Request: Wherever the word "terjadi" turns up in a line of the entries, copy that line.

(Stored records)
········
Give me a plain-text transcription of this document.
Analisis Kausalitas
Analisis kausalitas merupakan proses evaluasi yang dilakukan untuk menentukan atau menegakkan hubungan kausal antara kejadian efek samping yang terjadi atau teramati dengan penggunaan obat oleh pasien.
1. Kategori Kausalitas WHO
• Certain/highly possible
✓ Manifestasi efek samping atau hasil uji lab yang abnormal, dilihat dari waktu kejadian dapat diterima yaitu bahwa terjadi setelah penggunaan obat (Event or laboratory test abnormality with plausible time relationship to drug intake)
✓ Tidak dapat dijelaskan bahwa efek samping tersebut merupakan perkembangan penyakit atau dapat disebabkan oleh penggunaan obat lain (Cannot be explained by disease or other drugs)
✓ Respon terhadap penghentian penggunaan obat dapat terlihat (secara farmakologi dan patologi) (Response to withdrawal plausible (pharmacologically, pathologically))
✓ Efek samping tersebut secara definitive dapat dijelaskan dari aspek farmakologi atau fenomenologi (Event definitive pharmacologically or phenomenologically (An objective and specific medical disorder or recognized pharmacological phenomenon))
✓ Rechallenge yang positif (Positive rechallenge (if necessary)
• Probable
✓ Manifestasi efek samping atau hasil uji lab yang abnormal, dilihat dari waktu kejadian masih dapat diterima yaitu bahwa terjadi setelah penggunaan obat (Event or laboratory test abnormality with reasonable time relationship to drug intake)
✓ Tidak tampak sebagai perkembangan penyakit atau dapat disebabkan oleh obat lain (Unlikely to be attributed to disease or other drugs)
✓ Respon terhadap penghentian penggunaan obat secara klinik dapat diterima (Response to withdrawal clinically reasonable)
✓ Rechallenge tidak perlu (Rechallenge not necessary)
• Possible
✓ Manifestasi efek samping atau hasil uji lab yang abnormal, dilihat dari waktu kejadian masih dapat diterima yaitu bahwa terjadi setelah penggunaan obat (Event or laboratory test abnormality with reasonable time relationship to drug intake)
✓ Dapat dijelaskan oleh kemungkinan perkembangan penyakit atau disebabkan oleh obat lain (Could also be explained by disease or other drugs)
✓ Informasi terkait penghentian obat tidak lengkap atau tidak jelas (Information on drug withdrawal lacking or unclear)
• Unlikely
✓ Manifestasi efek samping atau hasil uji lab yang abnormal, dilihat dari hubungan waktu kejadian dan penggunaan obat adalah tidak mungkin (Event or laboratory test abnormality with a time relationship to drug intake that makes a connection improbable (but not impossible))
········
Correct answer:
Analisis kausalitas merupakan proses evaluasi yang dilakukan untuk menentukan atau menegakkan hubungan kausal antara kejadian efek samping yang terjadi atau teramati dengan penggunaan obat oleh pasien.
✓ Manifestasi efek samping atau hasil uji lab yang abnormal, dilihat dari waktu kejadian dapat diterima yaitu bahwa terjadi setelah penggunaan obat (Event or laboratory test abnormality with plausible time relationship to drug intake)
✓ Manifestasi efek samping atau hasil uji lab yang abnormal, dilihat dari waktu kejadian masih dapat diterima yaitu bahwa terjadi setelah penggunaan obat (Event or laboratory test abnormality with reasonable time relationship to drug intake)
✓ Manifestasi efek samping atau hasil uji lab yang abnormal, dilihat dari waktu kejadian masih dapat diterima yaitu bahwa terjadi setelah penggunaan obat (Event or laboratory test abnormality with reasonable time relationship to drug intake)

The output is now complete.